Spatial annotation entries
◆ ◆ ◆ ◆

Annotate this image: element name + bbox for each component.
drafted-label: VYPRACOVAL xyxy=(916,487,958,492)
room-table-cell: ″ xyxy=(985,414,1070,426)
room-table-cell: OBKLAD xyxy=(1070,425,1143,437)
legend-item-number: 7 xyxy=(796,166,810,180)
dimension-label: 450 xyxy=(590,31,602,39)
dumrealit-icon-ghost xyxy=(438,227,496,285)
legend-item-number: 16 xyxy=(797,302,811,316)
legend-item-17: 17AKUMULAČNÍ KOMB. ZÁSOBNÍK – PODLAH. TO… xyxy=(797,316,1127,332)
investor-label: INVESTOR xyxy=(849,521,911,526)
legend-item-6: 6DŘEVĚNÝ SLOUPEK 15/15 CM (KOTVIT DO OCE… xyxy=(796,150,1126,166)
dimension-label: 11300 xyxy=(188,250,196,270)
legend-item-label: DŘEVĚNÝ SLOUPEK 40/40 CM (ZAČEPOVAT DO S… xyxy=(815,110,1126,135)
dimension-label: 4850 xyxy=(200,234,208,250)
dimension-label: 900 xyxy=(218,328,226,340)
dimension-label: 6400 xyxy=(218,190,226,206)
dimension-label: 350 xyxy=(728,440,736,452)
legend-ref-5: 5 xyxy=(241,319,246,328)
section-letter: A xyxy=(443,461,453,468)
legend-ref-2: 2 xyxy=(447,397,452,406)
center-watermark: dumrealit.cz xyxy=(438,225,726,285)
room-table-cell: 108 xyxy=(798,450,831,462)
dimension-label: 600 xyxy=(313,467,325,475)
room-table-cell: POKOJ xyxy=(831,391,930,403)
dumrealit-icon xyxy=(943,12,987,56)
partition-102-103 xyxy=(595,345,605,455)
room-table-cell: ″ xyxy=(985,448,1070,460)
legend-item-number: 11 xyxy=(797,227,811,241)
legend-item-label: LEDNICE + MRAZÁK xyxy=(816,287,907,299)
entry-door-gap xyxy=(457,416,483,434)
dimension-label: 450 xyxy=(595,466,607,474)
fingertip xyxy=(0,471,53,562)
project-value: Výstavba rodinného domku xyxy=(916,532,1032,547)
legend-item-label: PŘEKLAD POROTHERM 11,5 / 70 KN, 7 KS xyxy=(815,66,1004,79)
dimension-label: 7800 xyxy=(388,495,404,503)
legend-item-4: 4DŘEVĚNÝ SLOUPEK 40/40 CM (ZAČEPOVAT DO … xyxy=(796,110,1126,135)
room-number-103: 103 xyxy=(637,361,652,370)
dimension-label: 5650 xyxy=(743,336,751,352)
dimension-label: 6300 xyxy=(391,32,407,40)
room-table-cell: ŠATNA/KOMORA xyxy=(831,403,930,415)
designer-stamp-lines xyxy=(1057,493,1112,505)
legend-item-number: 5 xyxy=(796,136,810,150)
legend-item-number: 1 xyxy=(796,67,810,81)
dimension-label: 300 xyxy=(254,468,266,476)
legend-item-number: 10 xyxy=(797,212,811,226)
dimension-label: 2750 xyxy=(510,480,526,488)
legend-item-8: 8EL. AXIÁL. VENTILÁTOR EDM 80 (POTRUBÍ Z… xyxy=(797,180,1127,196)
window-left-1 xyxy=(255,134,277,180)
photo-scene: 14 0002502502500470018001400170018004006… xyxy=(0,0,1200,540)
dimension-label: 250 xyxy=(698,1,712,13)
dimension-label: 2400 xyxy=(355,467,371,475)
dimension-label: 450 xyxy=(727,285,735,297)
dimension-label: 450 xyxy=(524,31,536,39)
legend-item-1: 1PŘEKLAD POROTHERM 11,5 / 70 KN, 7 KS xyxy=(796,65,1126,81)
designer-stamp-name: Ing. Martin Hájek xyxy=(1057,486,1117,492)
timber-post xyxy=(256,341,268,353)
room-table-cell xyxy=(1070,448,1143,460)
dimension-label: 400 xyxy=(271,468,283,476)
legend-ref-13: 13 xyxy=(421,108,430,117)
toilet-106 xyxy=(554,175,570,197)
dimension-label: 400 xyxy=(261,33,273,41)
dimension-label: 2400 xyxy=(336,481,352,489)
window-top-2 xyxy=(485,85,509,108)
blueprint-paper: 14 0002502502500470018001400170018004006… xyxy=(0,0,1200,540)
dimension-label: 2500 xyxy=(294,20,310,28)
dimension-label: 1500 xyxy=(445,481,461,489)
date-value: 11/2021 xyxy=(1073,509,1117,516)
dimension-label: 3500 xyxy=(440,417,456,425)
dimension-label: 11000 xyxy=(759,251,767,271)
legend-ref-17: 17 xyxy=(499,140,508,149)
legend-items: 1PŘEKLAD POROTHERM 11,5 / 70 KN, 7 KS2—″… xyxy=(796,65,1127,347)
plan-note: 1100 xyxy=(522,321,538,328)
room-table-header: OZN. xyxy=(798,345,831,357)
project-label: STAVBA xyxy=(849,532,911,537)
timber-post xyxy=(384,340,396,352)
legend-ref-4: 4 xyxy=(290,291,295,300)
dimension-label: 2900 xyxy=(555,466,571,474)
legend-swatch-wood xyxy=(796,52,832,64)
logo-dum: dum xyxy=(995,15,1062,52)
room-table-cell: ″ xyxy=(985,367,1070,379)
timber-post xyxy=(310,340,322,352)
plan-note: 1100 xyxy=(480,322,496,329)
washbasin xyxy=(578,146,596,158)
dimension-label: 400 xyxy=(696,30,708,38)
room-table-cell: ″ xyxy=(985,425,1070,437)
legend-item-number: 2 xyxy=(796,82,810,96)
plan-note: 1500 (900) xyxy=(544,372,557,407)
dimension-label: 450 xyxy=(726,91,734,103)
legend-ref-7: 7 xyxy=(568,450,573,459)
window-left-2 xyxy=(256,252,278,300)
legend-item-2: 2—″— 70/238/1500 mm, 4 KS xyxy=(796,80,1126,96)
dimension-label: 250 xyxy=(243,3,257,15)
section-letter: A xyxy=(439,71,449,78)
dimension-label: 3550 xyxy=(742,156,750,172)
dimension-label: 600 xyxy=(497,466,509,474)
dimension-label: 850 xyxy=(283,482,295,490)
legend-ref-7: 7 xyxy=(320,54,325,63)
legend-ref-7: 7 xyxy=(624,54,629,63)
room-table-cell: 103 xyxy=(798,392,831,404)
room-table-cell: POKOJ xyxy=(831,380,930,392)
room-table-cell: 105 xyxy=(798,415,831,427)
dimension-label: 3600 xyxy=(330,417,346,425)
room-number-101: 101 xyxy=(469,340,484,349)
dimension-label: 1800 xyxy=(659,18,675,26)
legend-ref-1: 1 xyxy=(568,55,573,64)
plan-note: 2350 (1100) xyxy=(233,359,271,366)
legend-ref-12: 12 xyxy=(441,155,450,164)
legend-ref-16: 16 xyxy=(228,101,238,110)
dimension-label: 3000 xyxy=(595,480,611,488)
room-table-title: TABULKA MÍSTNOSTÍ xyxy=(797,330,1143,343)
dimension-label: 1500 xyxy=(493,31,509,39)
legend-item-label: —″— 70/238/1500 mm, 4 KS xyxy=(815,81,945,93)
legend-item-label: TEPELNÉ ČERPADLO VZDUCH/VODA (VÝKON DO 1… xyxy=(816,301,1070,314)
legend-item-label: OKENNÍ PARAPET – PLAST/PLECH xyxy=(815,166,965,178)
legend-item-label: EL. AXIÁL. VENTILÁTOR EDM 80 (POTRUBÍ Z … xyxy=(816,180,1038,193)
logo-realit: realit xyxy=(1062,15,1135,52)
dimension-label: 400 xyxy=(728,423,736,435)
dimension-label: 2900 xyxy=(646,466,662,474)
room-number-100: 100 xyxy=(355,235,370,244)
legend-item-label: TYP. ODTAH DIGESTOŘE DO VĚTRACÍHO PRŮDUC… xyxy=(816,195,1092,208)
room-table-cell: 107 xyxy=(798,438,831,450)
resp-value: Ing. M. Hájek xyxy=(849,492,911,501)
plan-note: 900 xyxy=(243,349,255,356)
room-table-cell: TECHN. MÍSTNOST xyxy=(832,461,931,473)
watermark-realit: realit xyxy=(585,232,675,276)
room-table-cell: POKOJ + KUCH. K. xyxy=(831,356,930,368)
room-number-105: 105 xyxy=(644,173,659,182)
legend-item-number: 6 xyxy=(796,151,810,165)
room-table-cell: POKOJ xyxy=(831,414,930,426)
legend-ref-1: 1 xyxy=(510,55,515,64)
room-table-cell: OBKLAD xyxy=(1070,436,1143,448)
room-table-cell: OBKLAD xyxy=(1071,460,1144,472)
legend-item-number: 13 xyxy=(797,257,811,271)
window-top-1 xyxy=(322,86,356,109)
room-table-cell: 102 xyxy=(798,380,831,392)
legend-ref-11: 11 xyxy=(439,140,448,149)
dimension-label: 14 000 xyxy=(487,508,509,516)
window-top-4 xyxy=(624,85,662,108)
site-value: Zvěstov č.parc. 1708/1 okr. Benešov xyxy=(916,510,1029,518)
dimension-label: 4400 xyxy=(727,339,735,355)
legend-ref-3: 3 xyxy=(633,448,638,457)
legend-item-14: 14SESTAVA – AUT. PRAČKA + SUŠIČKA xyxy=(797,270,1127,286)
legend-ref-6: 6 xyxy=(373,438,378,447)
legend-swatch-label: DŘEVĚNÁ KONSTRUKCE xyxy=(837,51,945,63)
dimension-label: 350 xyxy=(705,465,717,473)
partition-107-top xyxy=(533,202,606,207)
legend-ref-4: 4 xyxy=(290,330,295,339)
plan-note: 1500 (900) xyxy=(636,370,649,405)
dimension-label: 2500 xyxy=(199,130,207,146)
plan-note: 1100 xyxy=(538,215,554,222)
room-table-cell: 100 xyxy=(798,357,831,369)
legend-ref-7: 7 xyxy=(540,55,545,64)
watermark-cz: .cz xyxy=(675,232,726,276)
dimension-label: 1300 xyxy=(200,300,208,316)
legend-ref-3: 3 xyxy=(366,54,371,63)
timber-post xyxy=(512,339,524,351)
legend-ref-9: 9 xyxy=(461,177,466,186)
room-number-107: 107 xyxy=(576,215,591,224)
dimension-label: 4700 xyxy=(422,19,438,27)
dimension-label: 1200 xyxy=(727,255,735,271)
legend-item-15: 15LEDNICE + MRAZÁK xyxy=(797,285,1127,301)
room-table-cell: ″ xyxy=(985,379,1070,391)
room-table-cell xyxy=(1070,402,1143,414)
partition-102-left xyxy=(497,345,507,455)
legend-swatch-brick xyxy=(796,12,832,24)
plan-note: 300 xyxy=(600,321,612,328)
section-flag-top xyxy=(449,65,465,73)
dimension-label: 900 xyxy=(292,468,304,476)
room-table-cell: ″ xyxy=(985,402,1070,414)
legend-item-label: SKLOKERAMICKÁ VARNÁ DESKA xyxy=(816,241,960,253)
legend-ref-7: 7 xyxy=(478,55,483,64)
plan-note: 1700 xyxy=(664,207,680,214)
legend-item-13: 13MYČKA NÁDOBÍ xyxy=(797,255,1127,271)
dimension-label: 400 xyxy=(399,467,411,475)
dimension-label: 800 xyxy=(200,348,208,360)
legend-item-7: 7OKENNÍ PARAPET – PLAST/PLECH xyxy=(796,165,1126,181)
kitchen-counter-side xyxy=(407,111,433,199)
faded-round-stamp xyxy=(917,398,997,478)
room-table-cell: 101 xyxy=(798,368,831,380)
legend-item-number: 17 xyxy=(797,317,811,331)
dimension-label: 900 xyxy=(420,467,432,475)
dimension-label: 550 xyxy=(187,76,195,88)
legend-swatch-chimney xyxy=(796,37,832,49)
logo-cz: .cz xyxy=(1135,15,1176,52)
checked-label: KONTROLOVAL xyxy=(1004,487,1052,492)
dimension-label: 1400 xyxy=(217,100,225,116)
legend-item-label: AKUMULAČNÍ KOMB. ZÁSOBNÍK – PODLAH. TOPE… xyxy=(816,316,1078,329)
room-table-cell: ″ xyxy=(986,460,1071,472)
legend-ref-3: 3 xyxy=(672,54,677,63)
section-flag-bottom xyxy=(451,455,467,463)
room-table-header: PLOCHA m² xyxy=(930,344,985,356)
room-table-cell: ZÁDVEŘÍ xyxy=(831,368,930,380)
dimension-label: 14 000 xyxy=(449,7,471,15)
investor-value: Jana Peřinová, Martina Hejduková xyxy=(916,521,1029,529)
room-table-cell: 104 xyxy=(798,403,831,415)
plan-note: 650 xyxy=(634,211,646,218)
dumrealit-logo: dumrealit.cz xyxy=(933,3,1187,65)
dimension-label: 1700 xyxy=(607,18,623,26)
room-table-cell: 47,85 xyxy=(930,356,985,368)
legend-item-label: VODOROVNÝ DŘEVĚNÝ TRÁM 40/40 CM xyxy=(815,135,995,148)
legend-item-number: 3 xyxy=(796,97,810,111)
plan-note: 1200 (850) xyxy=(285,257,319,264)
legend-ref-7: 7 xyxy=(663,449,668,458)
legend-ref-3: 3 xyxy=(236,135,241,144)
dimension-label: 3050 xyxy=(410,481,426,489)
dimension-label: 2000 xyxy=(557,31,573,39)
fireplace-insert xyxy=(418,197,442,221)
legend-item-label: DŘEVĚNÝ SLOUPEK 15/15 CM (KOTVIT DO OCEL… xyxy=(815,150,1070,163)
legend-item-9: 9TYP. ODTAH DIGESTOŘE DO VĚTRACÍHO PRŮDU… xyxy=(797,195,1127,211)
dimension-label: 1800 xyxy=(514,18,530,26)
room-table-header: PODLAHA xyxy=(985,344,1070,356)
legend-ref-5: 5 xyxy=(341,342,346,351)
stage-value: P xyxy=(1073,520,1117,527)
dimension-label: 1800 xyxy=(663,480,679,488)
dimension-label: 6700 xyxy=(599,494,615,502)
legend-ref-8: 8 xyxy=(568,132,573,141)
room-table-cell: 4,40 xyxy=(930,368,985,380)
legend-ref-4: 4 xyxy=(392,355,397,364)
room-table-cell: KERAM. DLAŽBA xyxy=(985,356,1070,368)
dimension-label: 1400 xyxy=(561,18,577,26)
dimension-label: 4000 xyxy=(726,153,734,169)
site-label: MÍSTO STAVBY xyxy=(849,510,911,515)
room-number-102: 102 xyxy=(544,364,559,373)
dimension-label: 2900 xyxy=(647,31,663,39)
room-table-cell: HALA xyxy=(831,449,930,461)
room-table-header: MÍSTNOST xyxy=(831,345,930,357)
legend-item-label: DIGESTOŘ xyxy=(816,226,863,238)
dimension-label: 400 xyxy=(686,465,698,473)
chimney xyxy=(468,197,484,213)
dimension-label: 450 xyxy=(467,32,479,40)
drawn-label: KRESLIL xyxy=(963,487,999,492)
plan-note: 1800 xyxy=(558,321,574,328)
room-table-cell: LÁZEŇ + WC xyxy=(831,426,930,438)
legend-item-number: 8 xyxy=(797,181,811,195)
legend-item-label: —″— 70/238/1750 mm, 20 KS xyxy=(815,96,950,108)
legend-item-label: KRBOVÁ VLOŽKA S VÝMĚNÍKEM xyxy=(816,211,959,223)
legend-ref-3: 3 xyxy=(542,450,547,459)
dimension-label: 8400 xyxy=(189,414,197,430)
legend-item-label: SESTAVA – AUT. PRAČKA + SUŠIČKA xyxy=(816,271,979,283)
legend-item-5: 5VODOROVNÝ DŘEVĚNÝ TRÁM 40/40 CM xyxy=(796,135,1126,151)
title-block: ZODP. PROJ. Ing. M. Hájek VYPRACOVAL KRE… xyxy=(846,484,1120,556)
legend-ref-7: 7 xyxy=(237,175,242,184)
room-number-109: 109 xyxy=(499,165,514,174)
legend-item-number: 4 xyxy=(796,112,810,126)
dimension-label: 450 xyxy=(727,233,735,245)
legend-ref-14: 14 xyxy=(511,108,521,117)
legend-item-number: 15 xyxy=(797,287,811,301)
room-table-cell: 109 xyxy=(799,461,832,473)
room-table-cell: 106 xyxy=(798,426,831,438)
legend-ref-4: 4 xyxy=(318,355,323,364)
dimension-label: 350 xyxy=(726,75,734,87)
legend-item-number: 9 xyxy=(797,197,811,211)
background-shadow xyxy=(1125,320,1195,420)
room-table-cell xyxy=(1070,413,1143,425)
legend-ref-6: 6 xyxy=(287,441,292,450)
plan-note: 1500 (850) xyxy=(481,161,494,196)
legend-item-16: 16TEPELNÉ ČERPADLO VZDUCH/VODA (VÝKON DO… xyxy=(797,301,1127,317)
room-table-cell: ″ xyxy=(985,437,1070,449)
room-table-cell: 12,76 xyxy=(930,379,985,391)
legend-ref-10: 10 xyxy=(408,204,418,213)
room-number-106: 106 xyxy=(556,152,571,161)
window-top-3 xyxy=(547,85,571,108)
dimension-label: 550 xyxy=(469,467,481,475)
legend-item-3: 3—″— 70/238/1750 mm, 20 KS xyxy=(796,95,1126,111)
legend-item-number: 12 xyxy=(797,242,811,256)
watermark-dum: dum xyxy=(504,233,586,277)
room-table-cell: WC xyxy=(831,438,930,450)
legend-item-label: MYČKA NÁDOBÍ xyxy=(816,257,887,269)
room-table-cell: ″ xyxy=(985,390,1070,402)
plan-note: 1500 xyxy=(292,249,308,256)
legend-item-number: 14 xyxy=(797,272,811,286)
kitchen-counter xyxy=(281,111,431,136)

◆ ◆ ◆ ◆

[WHAT THIS TASK INVOLVES]: Identify each line in the listing that contains the string "left", with case counted, and copy every such line.

[WRITTEN REPLY]:
window-left-1 xyxy=(255,134,277,180)
window-left-2 xyxy=(256,252,278,300)
partition-102-left xyxy=(497,345,507,455)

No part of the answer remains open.